(Listings of layout items with their boxes)
==========

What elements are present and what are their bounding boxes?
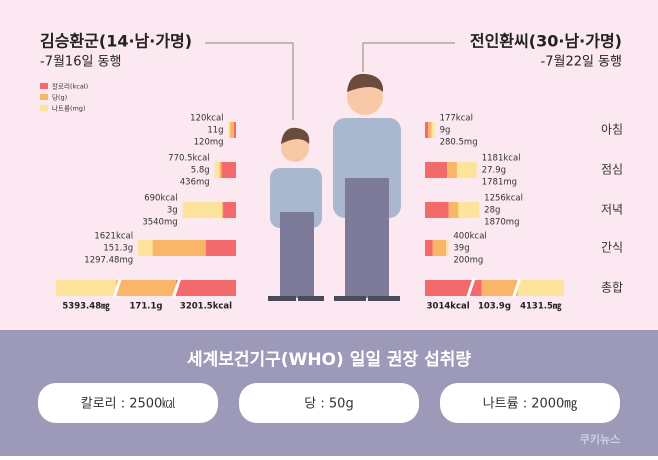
bar-segment [228,122,230,138]
panel-subtitle: -7월16일 동행 [40,54,121,70]
value-label: 39g [453,244,469,254]
value-label: 11g [207,126,223,136]
background [0,0,658,330]
value-label: 770.5kcal [168,154,210,164]
legend-swatch [40,94,48,100]
value-label: 5393.48㎎ [62,302,110,312]
bar-segment [432,240,447,256]
value-label: 3g [167,206,178,216]
value-label: 400kcal [453,232,486,242]
connector [362,42,455,72]
category-label: 점심 [601,163,623,177]
bar-segment [447,162,457,178]
bar-segment [481,280,518,296]
recommendation-box [239,383,419,423]
value-label: 9g [440,126,451,136]
bar-segment [221,162,236,178]
value-label: 28g [484,206,500,216]
panel-title: 김승환군(14·남·가명) [40,32,192,51]
bar-segment [223,202,236,218]
value-label: 151.3g [103,244,133,254]
value-label: 27.9g [482,166,506,176]
bar-segment [138,240,153,256]
break-mark [512,278,522,298]
bar-segment [431,122,435,138]
bar-segment [214,162,220,178]
value-label: 1781mg [482,178,517,188]
bar-segment [233,122,236,138]
bar-segment [205,240,236,256]
legend-label: 당(g) [52,93,67,102]
bar-segment [222,202,224,218]
category-label: 간식 [601,241,623,255]
bar-segment [446,240,449,256]
bar-segment [425,122,429,138]
recommendation-text: 당 : 50g [304,397,353,412]
source: 쿠키뉴스 [580,432,620,446]
recommendation-box [38,383,218,423]
value-label: 1181kcal [482,154,521,164]
value-label: 171.1g [130,302,163,312]
bar-segment [517,280,564,296]
value-label: 3540mg [142,218,177,228]
bar-segment [176,280,236,296]
connector [205,42,294,120]
value-label: 120mg [194,138,224,148]
break-mark [466,278,476,298]
bar-segment [428,122,432,138]
break-mark [172,278,182,298]
value-label: 5.8g [191,166,210,176]
bar-segment [425,202,449,218]
panel-title: 전인환씨(30·남·가명) [470,32,622,51]
category-label: 저녁 [601,203,623,217]
bar-segment [448,202,459,218]
panel-subtitle: -7월22일 동행 [541,54,622,70]
value-label: 1621kcal [94,232,133,242]
legend-label: 나트륨(mg) [52,104,85,113]
bar-segment [458,202,480,218]
value-label: 103.9g [478,302,511,312]
recommendation-title: 세계보건기구(WHO) 일일 권장 섭취량 [187,349,471,370]
recommendation-box [440,383,620,423]
bar-segment [456,162,477,178]
bar-segment [219,162,222,178]
recommendation-text: 나트륨 : 2000㎎ [483,397,578,412]
legend-label: 칼로리(kcal) [52,82,88,91]
bar-segment [425,240,433,256]
bar-segment [116,280,176,296]
legend-swatch [40,83,48,89]
value-label: 280.5mg [440,138,478,148]
bar-segment [425,162,448,178]
value-label: 177kcal [440,114,473,124]
value-label: 120kcal [190,114,223,124]
value-label: 436mg [180,178,210,188]
value-label: 3014kcal [427,302,470,312]
value-label: 1870mg [484,218,519,228]
category-label: 아침 [601,123,623,137]
bar-segment [229,122,234,138]
category-label: 총합 [601,281,623,295]
value-label: 1297.48mg [84,256,133,266]
bar-segment [182,202,223,218]
break-mark [112,278,122,298]
legend-swatch [40,105,48,111]
value-label: 3201.5kcal [180,302,232,312]
bar-segment [56,280,116,296]
value-label: 1256kcal [484,194,523,204]
value-label: 690kcal [144,194,177,204]
value-label: 200mg [453,256,483,266]
recommendation-text: 칼로리 : 2500㎉ [81,397,176,412]
value-label: 4131.5㎎ [520,302,562,312]
bar-segment [152,240,206,256]
man-figure [333,73,401,301]
bar-segment [425,280,482,296]
boy-figure [268,127,324,301]
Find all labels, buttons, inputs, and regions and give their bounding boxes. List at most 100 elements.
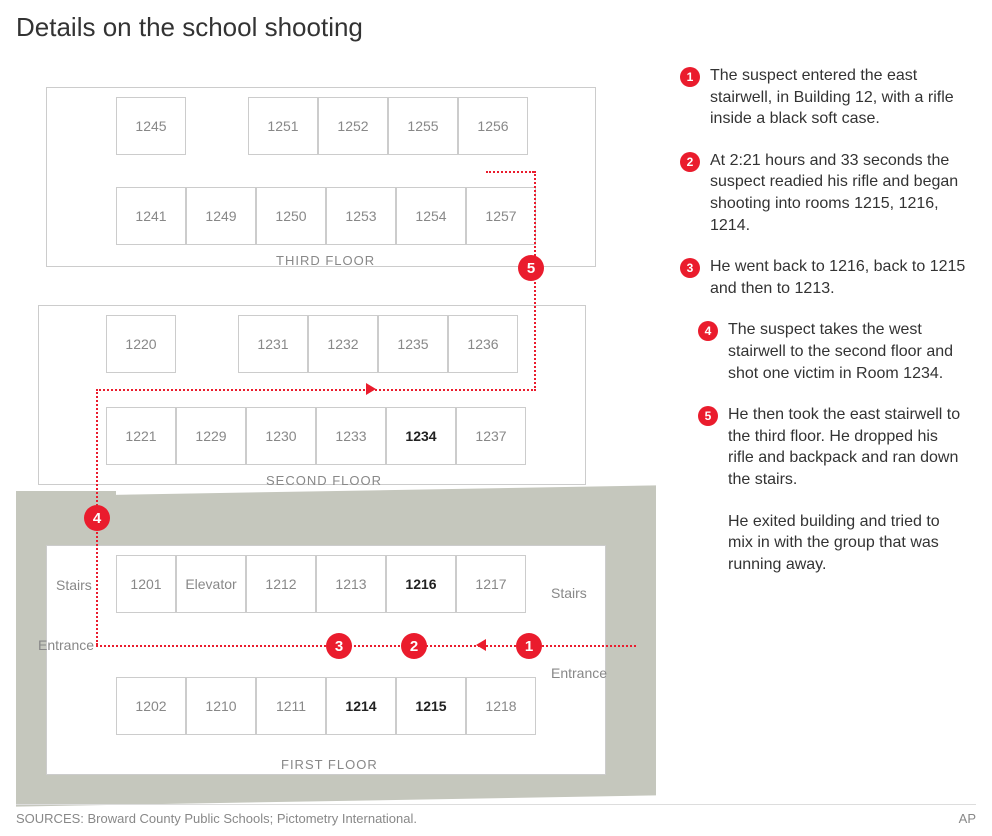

==========

## WHAT THE TASK ASKS
Reproduce every line of the data above word for word, leaving out the pictures.

## THE SOLUTION
What elements are present and what are their bounding boxes?
bar-segment [228,122,230,138]
panel-subtitle: -7월16일 동행 [40,54,121,70]
value-label: 39g [453,244,469,254]
value-label: 11g [207,126,223,136]
background [0,0,658,330]
value-label: 770.5kcal [168,154,210,164]
legend-swatch [40,94,48,100]
value-label: 5393.48㎎ [62,302,110,312]
bar-segment [432,240,447,256]
value-label: 3g [167,206,178,216]
value-label: 400kcal [453,232,486,242]
connector [362,42,455,72]
category-label: 점심 [601,163,623,177]
bar-segment [447,162,457,178]
bar-segment [481,280,518,296]
recommendation-box [239,383,419,423]
value-label: 9g [440,126,451,136]
bar-segment [221,162,236,178]
value-label: 28g [484,206,500,216]
panel-title: 김승환군(14·남·가명) [40,32,192,51]
bar-segment [223,202,236,218]
value-label: 151.3g [103,244,133,254]
value-label: 27.9g [482,166,506,176]
bar-segment [138,240,153,256]
break-mark [512,278,522,298]
bar-segment [431,122,435,138]
bar-segment [214,162,220,178]
value-label: 1781mg [482,178,517,188]
bar-segment [233,122,236,138]
bar-segment [205,240,236,256]
legend-label: 당(g) [52,93,67,102]
bar-segment [222,202,224,218]
category-label: 간식 [601,241,623,255]
bar-segment [446,240,449,256]
bar-segment [425,122,429,138]
recommendation-text: 당 : 50g [304,397,353,412]
source: 쿠키뉴스 [580,432,620,446]
recommendation-box [38,383,218,423]
value-label: 1181kcal [482,154,521,164]
value-label: 171.1g [130,302,163,312]
bar-segment [517,280,564,296]
value-label: 3540mg [142,218,177,228]
bar-segment [176,280,236,296]
connector [205,42,294,120]
value-label: 120mg [194,138,224,148]
break-mark [466,278,476,298]
bar-segment [428,122,432,138]
break-mark [172,278,182,298]
value-label: 5.8g [191,166,210,176]
bar-segment [425,202,449,218]
panel-title: 전인환씨(30·남·가명) [470,32,622,51]
category-label: 저녁 [601,203,623,217]
bar-segment [448,202,459,218]
panel-subtitle: -7월22일 동행 [541,54,622,70]
value-label: 1621kcal [94,232,133,242]
legend-label: 나트륨(mg) [52,104,85,113]
bar-segment [458,202,480,218]
value-label: 103.9g [478,302,511,312]
recommendation-title: 세계보건기구(WHO) 일일 권장 섭취량 [187,349,471,370]
recommendation-box [440,383,620,423]
bar-segment [456,162,477,178]
bar-segment [219,162,222,178]
recommendation-text: 나트륨 : 2000㎎ [483,397,578,412]
legend-label: 칼로리(kcal) [52,82,88,91]
bar-segment [425,240,433,256]
bar-segment [116,280,176,296]
legend-swatch [40,83,48,89]
value-label: 280.5mg [440,138,478,148]
bar-segment [425,162,448,178]
value-label: 177kcal [440,114,473,124]
value-label: 120kcal [190,114,223,124]
value-label: 436mg [180,178,210,188]
value-label: 3014kcal [427,302,470,312]
value-label: 1870mg [484,218,519,228]
category-label: 아침 [601,123,623,137]
bar-segment [229,122,234,138]
category-label: 총합 [601,281,623,295]
value-label: 1297.48mg [84,256,133,266]
bar-segment [182,202,223,218]
break-mark [112,278,122,298]
legend-swatch [40,105,48,111]
value-label: 3201.5kcal [180,302,232,312]
bar-segment [56,280,116,296]
value-label: 1256kcal [484,194,523,204]
value-label: 690kcal [144,194,177,204]
value-label: 200mg [453,256,483,266]
recommendation-text: 칼로리 : 2500㎉ [81,397,176,412]
value-label: 4131.5㎎ [520,302,562,312]
bar-segment [152,240,206,256]
man-figure [333,73,401,301]
bar-segment [425,280,482,296]
boy-figure [268,127,324,301]
Find all labels, buttons, inputs, and regions and give their bounding boxes. List at most 100 elements.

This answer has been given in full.